[Data excerpts]

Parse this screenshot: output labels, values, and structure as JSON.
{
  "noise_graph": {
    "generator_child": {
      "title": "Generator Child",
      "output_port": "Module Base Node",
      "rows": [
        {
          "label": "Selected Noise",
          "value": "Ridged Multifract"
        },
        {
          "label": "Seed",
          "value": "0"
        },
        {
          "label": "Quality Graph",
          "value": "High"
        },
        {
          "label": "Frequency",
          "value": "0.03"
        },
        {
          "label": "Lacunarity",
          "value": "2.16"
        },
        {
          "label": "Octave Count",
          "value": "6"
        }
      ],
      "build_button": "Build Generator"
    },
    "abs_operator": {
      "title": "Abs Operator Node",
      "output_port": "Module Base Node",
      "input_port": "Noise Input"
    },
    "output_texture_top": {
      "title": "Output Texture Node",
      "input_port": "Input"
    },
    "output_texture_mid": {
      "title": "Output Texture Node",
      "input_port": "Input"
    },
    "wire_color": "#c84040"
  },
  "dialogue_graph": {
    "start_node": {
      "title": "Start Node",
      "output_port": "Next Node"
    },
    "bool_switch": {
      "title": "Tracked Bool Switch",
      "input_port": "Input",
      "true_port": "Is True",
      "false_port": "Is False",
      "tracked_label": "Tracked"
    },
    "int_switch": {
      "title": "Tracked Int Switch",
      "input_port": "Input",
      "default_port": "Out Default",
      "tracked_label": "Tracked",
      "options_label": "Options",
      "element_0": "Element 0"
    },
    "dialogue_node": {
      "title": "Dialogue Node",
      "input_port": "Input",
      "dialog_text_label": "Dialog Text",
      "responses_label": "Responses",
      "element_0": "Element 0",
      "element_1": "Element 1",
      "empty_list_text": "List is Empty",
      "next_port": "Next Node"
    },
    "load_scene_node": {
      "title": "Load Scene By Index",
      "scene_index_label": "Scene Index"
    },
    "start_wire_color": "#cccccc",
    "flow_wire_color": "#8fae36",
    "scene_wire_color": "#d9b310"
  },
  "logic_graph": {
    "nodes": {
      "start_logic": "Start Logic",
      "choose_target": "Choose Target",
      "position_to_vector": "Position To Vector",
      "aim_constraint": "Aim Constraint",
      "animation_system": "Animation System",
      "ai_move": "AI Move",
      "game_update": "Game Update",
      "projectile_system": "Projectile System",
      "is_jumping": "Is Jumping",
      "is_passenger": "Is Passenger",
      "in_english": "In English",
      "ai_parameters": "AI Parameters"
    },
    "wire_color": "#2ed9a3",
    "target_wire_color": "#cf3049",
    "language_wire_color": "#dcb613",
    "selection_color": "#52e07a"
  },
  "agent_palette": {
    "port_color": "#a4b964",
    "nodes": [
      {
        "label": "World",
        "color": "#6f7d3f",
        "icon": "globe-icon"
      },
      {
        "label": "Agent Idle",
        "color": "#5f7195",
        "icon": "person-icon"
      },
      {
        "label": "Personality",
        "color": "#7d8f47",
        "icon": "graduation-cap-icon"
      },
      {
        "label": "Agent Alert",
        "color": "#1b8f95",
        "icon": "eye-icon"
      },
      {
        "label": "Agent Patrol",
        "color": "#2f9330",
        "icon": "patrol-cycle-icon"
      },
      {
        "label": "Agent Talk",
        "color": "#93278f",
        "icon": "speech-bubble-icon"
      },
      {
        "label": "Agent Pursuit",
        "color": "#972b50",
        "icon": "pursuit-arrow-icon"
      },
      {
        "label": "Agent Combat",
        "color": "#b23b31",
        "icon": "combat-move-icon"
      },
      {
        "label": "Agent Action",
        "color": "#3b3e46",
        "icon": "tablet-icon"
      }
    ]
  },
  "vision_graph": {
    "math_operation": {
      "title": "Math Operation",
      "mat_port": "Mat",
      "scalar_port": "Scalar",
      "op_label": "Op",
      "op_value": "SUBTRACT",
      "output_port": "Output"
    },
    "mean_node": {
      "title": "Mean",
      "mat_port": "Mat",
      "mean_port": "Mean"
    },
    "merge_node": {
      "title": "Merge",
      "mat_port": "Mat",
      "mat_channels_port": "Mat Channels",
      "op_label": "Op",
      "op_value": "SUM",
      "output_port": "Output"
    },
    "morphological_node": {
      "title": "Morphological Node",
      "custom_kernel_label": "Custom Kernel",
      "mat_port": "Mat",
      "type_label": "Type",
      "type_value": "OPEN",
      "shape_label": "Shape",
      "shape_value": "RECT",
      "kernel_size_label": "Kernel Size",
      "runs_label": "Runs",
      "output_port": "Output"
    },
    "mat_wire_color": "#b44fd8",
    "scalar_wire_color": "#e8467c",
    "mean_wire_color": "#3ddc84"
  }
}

_EXERCISE DETAILS_: From the data above, work out how many lines contain the string "Element" and reply with only the number.

_WRITTEN SOLUTION_: 3